WHAT YOU SHOULD DO
In the copy, include every entry exactly but none of the pictures.

##############################

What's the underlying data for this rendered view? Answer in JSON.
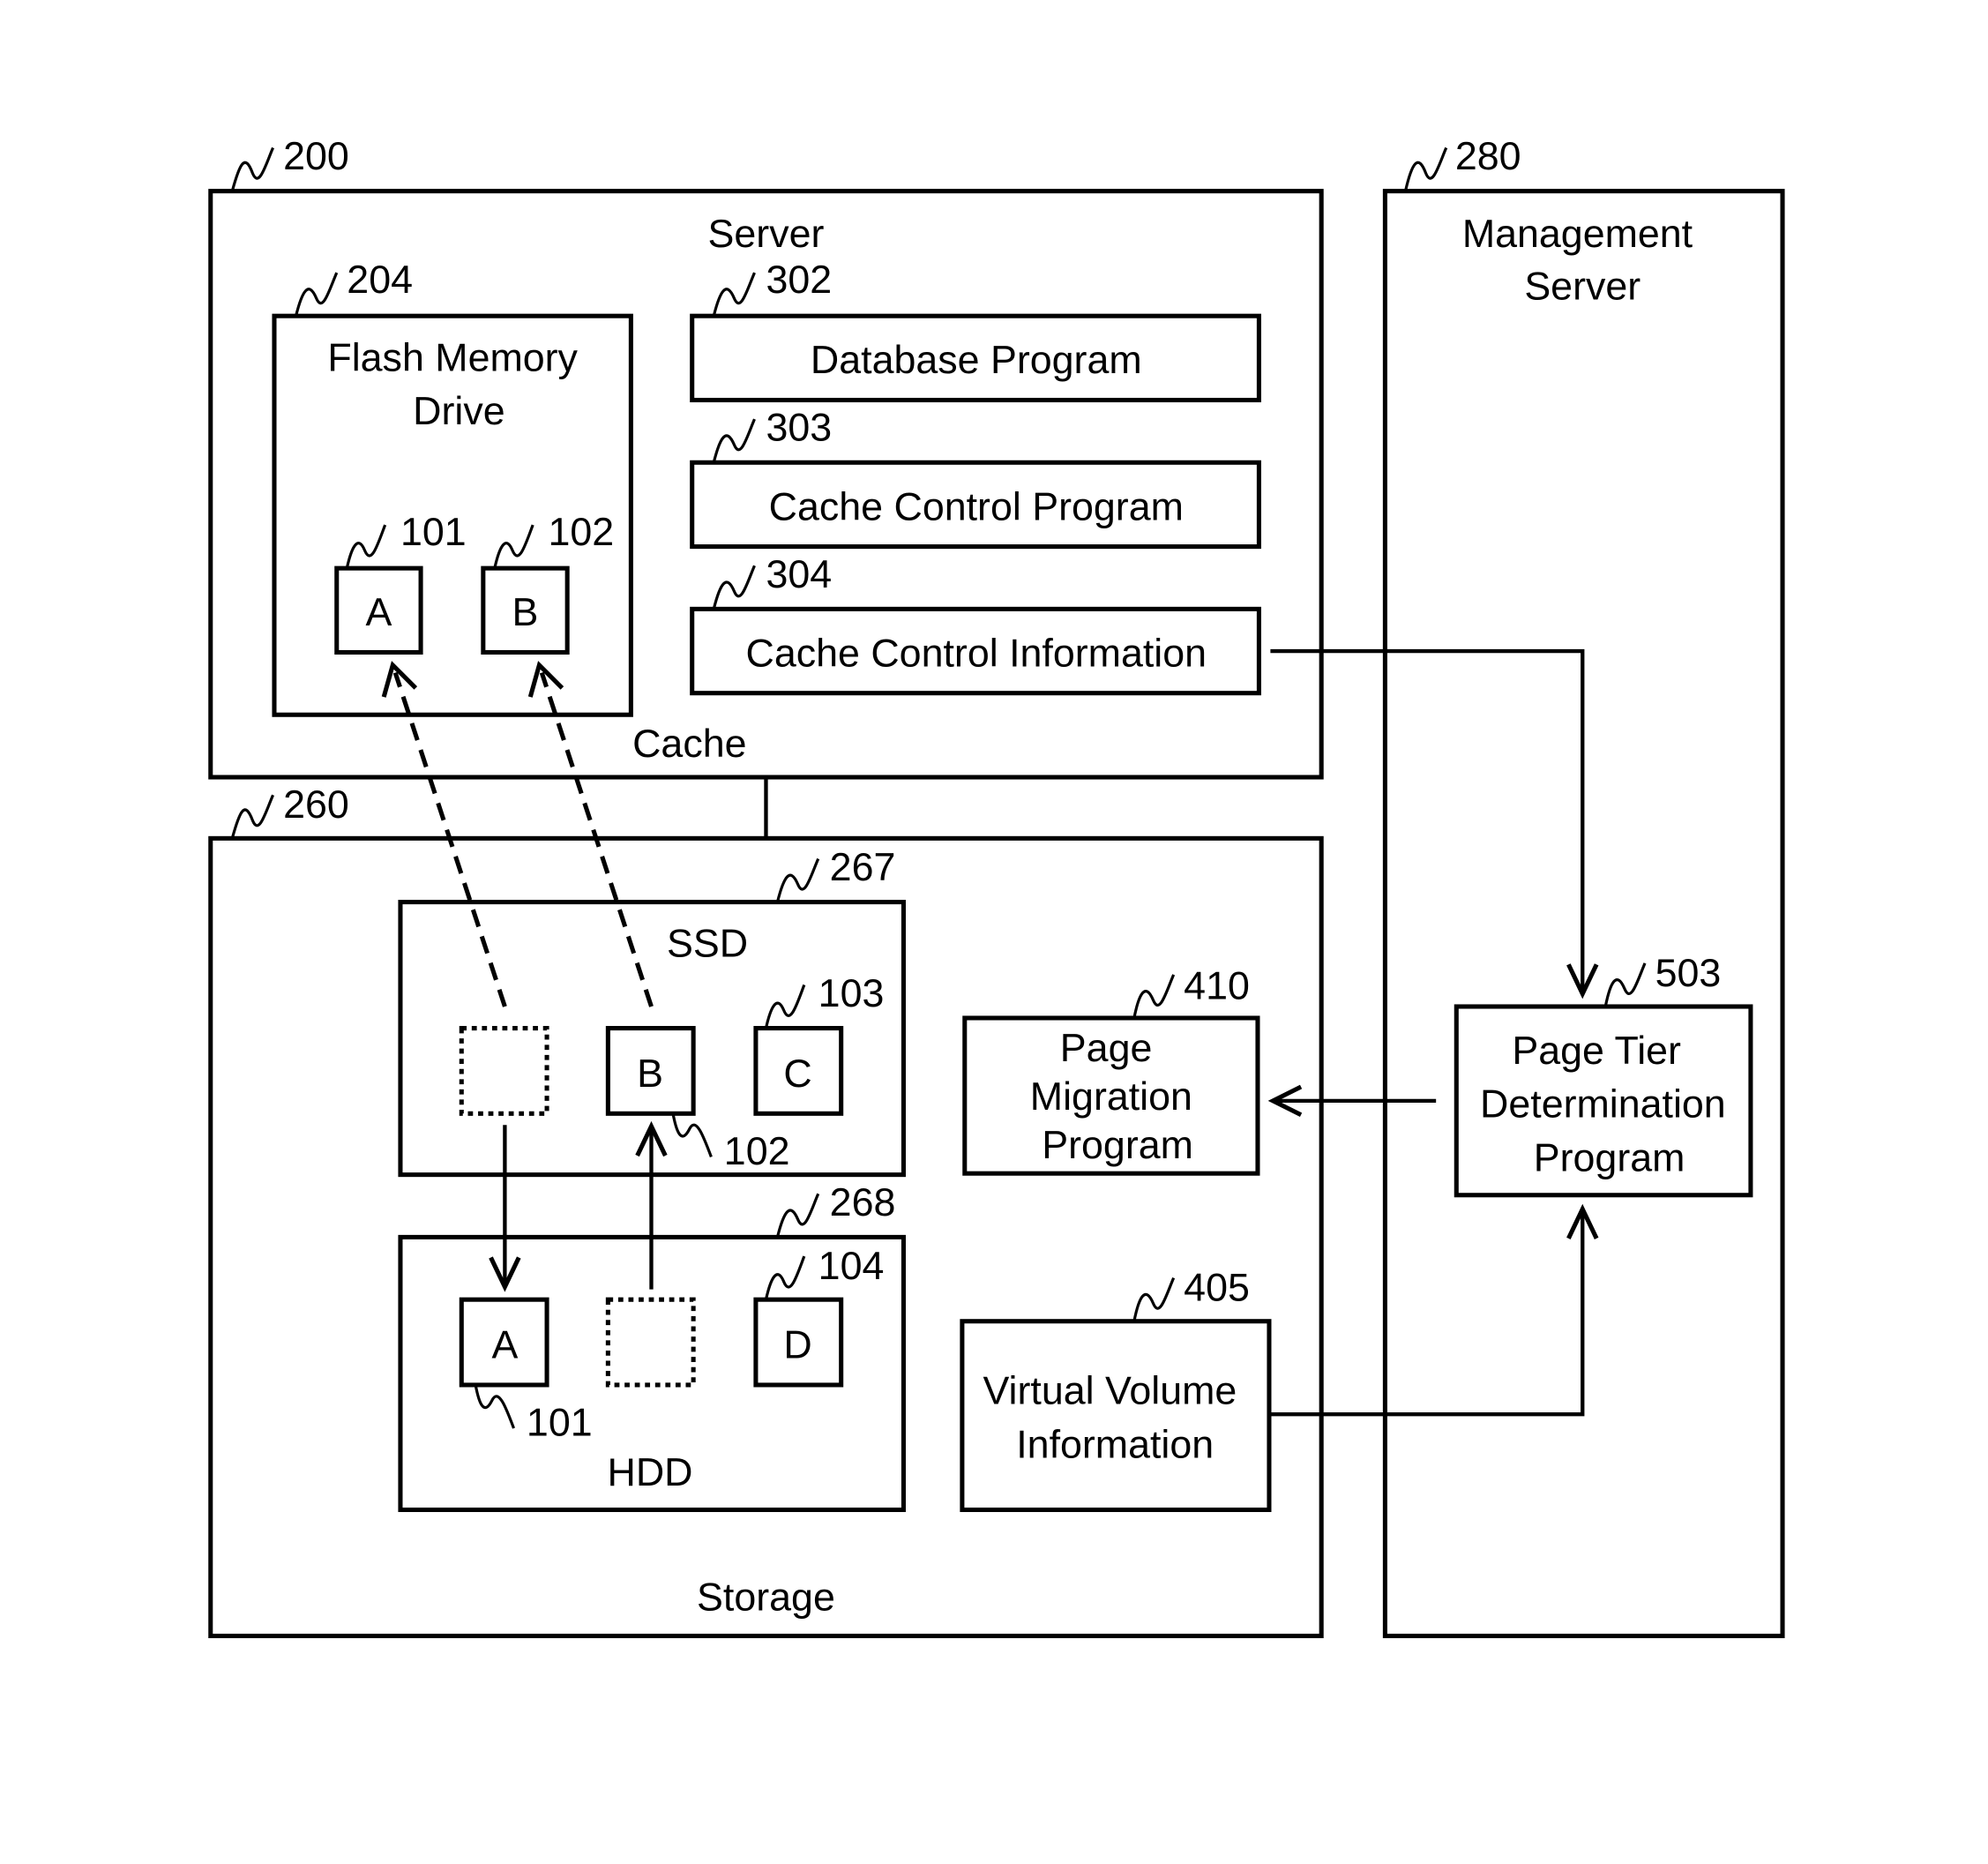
{
  "diagram": {
    "server": {
      "ref": "200",
      "title": "Server",
      "cache_label": "Cache",
      "flash_drive": {
        "ref": "204",
        "title_line1": "Flash Memory",
        "title_line2": "Drive",
        "pages": [
          {
            "ref": "101",
            "label": "A"
          },
          {
            "ref": "102",
            "label": "B"
          }
        ]
      },
      "programs": [
        {
          "ref": "302",
          "label": "Database Program"
        },
        {
          "ref": "303",
          "label": "Cache Control Program"
        },
        {
          "ref": "304",
          "label": "Cache Control Information"
        }
      ]
    },
    "storage": {
      "ref": "260",
      "title": "Storage",
      "ssd": {
        "ref": "267",
        "title": "SSD",
        "pages": [
          {
            "ref": "",
            "label": "",
            "state": "vacated"
          },
          {
            "ref": "102",
            "label": "B"
          },
          {
            "ref": "103",
            "label": "C"
          }
        ]
      },
      "hdd": {
        "ref": "268",
        "title": "HDD",
        "pages": [
          {
            "ref": "101",
            "label": "A"
          },
          {
            "ref": "",
            "label": "",
            "state": "vacated"
          },
          {
            "ref": "104",
            "label": "D"
          }
        ]
      },
      "page_migration": {
        "ref": "410",
        "line1": "Page",
        "line2": "Migration",
        "line3": "Program"
      },
      "virtual_volume": {
        "ref": "405",
        "line1": "Virtual Volume",
        "line2": "Information"
      }
    },
    "management_server": {
      "ref": "280",
      "title_line1": "Management",
      "title_line2": "Server",
      "page_tier": {
        "ref": "503",
        "line1": "Page Tier",
        "line2": "Determination",
        "line3": "Program"
      }
    },
    "connections": [
      {
        "from": "ssd-vacated-slot",
        "to": "flash-page-a",
        "style": "dashed"
      },
      {
        "from": "ssd-page-b",
        "to": "flash-page-b",
        "style": "dashed"
      },
      {
        "from": "ssd-vacated-slot",
        "to": "hdd-page-a",
        "style": "solid"
      },
      {
        "from": "hdd-vacated-slot",
        "to": "ssd-page-b",
        "style": "solid"
      },
      {
        "from": "cache-control-information",
        "to": "page-tier-determination-program",
        "style": "solid"
      },
      {
        "from": "page-tier-determination-program",
        "to": "page-migration-program",
        "style": "solid"
      },
      {
        "from": "virtual-volume-information",
        "to": "page-tier-determination-program",
        "style": "solid"
      },
      {
        "from": "server",
        "to": "storage",
        "style": "solid"
      }
    ]
  }
}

##############################

EXERCISE RESULT
What's the underlying data for this rendered view? Answer in JSON.
{
  "diagram": {
    "server": {
      "ref": "200",
      "title": "Server",
      "cache_label": "Cache",
      "flash_drive": {
        "ref": "204",
        "title_line1": "Flash Memory",
        "title_line2": "Drive",
        "pages": [
          {
            "ref": "101",
            "label": "A"
          },
          {
            "ref": "102",
            "label": "B"
          }
        ]
      },
      "programs": [
        {
          "ref": "302",
          "label": "Database Program"
        },
        {
          "ref": "303",
          "label": "Cache Control Program"
        },
        {
          "ref": "304",
          "label": "Cache Control Information"
        }
      ]
    },
    "storage": {
      "ref": "260",
      "title": "Storage",
      "ssd": {
        "ref": "267",
        "title": "SSD",
        "pages": [
          {
            "ref": "",
            "label": "",
            "state": "vacated"
          },
          {
            "ref": "102",
            "label": "B"
          },
          {
            "ref": "103",
            "label": "C"
          }
        ]
      },
      "hdd": {
        "ref": "268",
        "title": "HDD",
        "pages": [
          {
            "ref": "101",
            "label": "A"
          },
          {
            "ref": "",
            "label": "",
            "state": "vacated"
          },
          {
            "ref": "104",
            "label": "D"
          }
        ]
      },
      "page_migration": {
        "ref": "410",
        "line1": "Page",
        "line2": "Migration",
        "line3": "Program"
      },
      "virtual_volume": {
        "ref": "405",
        "line1": "Virtual Volume",
        "line2": "Information"
      }
    },
    "management_server": {
      "ref": "280",
      "title_line1": "Management",
      "title_line2": "Server",
      "page_tier": {
        "ref": "503",
        "line1": "Page Tier",
        "line2": "Determination",
        "line3": "Program"
      }
    },
    "connections": [
      {
        "from": "ssd-vacated-slot",
        "to": "flash-page-a",
        "style": "dashed"
      },
      {
        "from": "ssd-page-b",
        "to": "flash-page-b",
        "style": "dashed"
      },
      {
        "from": "ssd-vacated-slot",
        "to": "hdd-page-a",
        "style": "solid"
      },
      {
        "from": "hdd-vacated-slot",
        "to": "ssd-page-b",
        "style": "solid"
      },
      {
        "from": "cache-control-information",
        "to": "page-tier-determination-program",
        "style": "solid"
      },
      {
        "from": "page-tier-determination-program",
        "to": "page-migration-program",
        "style": "solid"
      },
      {
        "from": "virtual-volume-information",
        "to": "page-tier-determination-program",
        "style": "solid"
      },
      {
        "from": "server",
        "to": "storage",
        "style": "solid"
      }
    ]
  }
}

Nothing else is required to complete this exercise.